- **Required tasks**:
• a. List every blockchain network and every company named in the Stratum FAQ.
• b. Answer these from the Stratum FAQ:
(i) What does Stratum use existing blockchains for?
(ii) In a settlement, who moves the funds?
(iii) What ensures crash recovery?
• c. Return the passage of the Stratum FAQ from "Individual receipts are" to "not publicly visible.", copied word for word.

- **Article**:
○ ○ ○ ○ ○ ○ ○
No. Stratum is an off-chain clearing layer. It does not produce blocks, run consensus, or maintain a distributed ledger. It uses existing blockchains (Solana, Base, etc.) only to anchor Merkle roots for auditability.
Is Stratum a facilitator?
No. Stratum never touches money, holds custody, or executes on-chain transfers. It sends settlement instructions to real facilitators like Coinbase or Circle. The facilitator moves the funds.
What happens if Stratum goes down?
No funds are at risk. Stratum never holds money. A write-ahead log ensures crash recovery. Unsigned receipts can be replayed. Settlement windows resume from the last checkpoint.
How is privacy handled?
Individual receipts are stored off-chain. Only net settlement amounts and a single Merkle root hash appear on-chain. Bilateral transaction details are not publicly visible.
○ ○ ○ ○ ○ ○ ○
[Page element annotations]
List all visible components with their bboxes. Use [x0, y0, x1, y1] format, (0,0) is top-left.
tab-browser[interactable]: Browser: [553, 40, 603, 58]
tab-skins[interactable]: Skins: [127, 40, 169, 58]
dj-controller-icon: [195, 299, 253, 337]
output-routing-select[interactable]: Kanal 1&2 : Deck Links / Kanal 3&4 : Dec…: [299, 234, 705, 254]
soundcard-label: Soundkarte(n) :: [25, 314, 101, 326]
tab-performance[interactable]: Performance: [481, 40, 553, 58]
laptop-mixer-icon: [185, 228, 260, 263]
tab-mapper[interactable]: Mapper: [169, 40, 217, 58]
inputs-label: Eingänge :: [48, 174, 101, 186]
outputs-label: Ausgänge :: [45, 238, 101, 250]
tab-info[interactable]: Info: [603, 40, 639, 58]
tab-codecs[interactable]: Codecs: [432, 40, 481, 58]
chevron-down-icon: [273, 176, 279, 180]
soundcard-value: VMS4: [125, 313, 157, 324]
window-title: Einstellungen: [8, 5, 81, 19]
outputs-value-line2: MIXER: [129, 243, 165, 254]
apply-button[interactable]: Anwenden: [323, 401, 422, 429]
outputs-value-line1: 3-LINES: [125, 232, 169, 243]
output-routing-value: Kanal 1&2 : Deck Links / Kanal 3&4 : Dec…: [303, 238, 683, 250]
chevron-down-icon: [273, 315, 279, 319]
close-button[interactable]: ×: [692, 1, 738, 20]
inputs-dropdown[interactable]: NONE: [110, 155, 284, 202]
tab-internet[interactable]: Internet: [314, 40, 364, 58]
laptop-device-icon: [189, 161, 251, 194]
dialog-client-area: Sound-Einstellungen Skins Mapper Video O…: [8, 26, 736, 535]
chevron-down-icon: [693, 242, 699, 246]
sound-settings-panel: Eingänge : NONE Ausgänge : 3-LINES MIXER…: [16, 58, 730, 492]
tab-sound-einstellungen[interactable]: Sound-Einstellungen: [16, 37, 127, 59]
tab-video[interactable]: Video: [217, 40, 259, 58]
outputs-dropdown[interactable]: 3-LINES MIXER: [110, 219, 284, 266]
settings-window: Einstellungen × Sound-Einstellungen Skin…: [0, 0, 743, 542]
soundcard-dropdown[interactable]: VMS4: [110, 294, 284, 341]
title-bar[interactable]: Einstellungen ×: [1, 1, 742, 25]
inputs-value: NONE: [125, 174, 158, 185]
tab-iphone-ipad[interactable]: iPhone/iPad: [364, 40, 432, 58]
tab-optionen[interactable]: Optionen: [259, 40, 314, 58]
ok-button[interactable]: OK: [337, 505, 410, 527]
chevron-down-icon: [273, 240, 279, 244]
○ ○ ○ ○ ○ ○ ○
- **The replies**:
• a. Solana, Base, Coinbase, Circle

• b.
(i) To anchor Merkle roots for auditability.
(ii) The facilitator.
(iii) A write-ahead log.

• c.
Individual receipts are stored off-chain. Only net settlement amounts and a single Merkle root hash appear on-chain. Bilateral transaction details are not publicly visible.